* START *

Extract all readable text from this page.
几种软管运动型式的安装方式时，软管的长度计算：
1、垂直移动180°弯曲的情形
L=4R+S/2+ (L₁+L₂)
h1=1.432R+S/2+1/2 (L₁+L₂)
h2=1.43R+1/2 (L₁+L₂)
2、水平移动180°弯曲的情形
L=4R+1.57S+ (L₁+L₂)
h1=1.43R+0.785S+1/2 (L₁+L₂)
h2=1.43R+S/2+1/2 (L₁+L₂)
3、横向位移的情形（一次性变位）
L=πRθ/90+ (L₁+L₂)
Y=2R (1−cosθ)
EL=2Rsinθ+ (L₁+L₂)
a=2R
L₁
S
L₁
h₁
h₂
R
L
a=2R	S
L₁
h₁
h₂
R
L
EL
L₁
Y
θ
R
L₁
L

* END *

Provide all the records again, word for word.

Extract all readable text from this page.
几种软管运动型式的安装方式时，软管的长度计算：
1、垂直移动180°弯曲的情形
L=4R+S/2+ (L₁+L₂)
h1=1.432R+S/2+1/2 (L₁+L₂)
h2=1.43R+1/2 (L₁+L₂)
2、水平移动180°弯曲的情形
L=4R+1.57S+ (L₁+L₂)
h1=1.43R+0.785S+1/2 (L₁+L₂)
h2=1.43R+S/2+1/2 (L₁+L₂)
3、横向位移的情形（一次性变位）
L=πRθ/90+ (L₁+L₂)
Y=2R (1−cosθ)
EL=2Rsinθ+ (L₁+L₂)
a=2R
L₁
S
L₁
h₁
h₂
R
L
a=2R	S
L₁
h₁
h₂
R
L
EL
L₁
Y
θ
R
L₁
L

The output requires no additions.